PROBLEM DETAILS
Find each line with the word "revamp" in it, then give the total alone.

——————

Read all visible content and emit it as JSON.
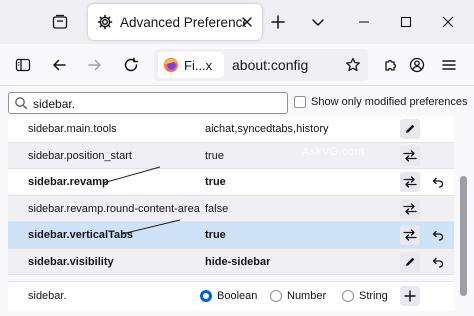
{
  "browser": {
    "tab_title": "Advanced Preferences",
    "identity_label": "Fi...x",
    "url": "about:config"
  },
  "search": {
    "value": "sidebar.",
    "show_modified_label": "Show only modified preferences",
    "show_modified_checked": false
  },
  "prefs": [
    {
      "name": "sidebar.main.tools",
      "value": "aichat,syncedtabs,history",
      "modified": false,
      "selected": false,
      "action": "edit-icon",
      "reset": false
    },
    {
      "name": "sidebar.position_start",
      "value": "true",
      "modified": false,
      "selected": false,
      "action": "toggle-icon",
      "reset": false
    },
    {
      "name": "sidebar.revamp",
      "value": "true",
      "modified": true,
      "selected": false,
      "action": "toggle-icon",
      "reset": true
    },
    {
      "name": "sidebar.revamp.round-content-area",
      "value": "false",
      "modified": false,
      "selected": false,
      "action": "toggle-icon",
      "reset": false
    },
    {
      "name": "sidebar.verticalTabs",
      "value": "true",
      "modified": true,
      "selected": true,
      "action": "toggle-icon",
      "reset": true
    },
    {
      "name": "sidebar.visibility",
      "value": "hide-sidebar",
      "modified": true,
      "selected": false,
      "action": "edit-icon",
      "reset": true
    }
  ],
  "new_pref": {
    "name": "sidebar.",
    "types": [
      "Boolean",
      "Number",
      "String"
    ],
    "selected_type": "Boolean"
  },
  "watermark": "AskVG.com",
  "colors": {
    "accent": "#0061e0",
    "selected_row": "#cfe3f8",
    "annotation_line": "#1a1a1a"
  }
}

——————

TASK ANSWER
2